**EXTRACTED DATA**
★ ★ ★ ★ ★

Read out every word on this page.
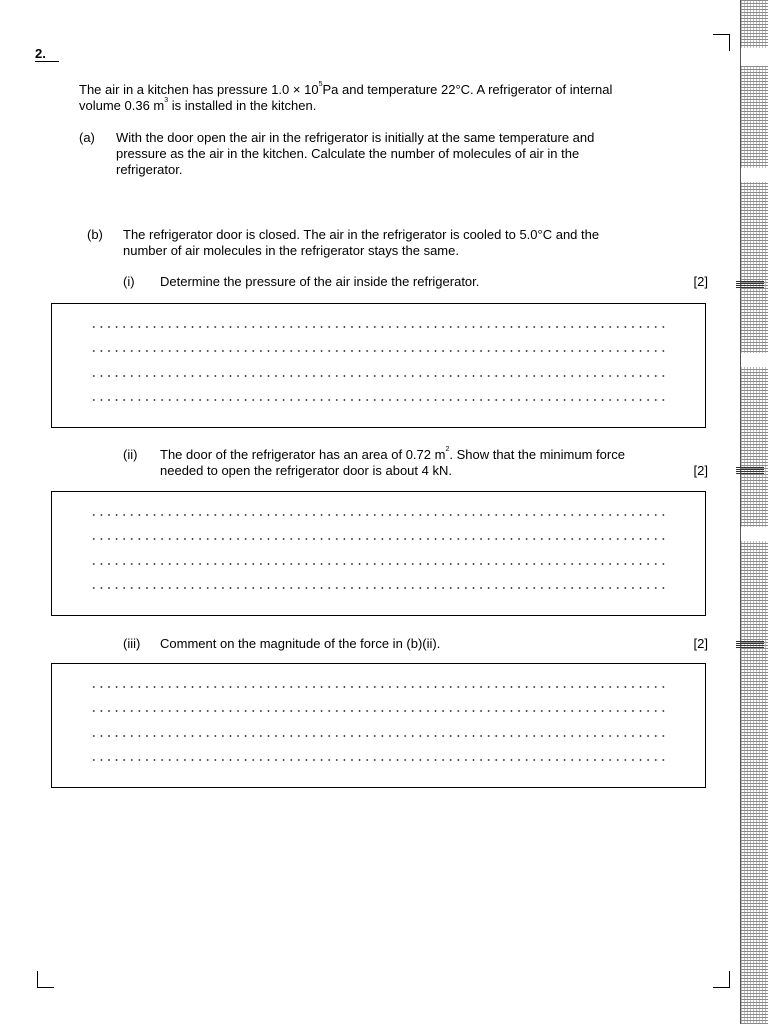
2.
The air in a kitchen has pressure $1.0 \times 10^5Pa$ and temperature 22°C. A refrigerator of internal
volume 0.36 $m^3$ is installed in the kitchen.
(a) With the door open the air in the refrigerator is initially at the same temperature and
pressure as the air in the kitchen. Calculate the number of molecules of air in the
refrigerator.
(b) The refrigerator door is closed. The air in the refrigerator is cooled to 5.0°C and the
number of air molecules in the refrigerator stays the same.
(i) Determine the pressure of the air inside the refrigerator.	[2]
(ii) The door of the refrigerator has an area of 0.72 $m^2$. Show that the minimum force
needed to open the refrigerator door is about 4 kN.	[2]
(iii) Comment on the magnitude of the force in (b)(ii).	[2]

★ ★ ★ ★ ★

**GOAL**
Gather up, from the records above, each line where the word "same" appears.

**OUTPUT FOR THIS EXERCISE**
(a) With the door open the air in the refrigerator is initially at the same temperature and
number of air molecules in the refrigerator stays the same.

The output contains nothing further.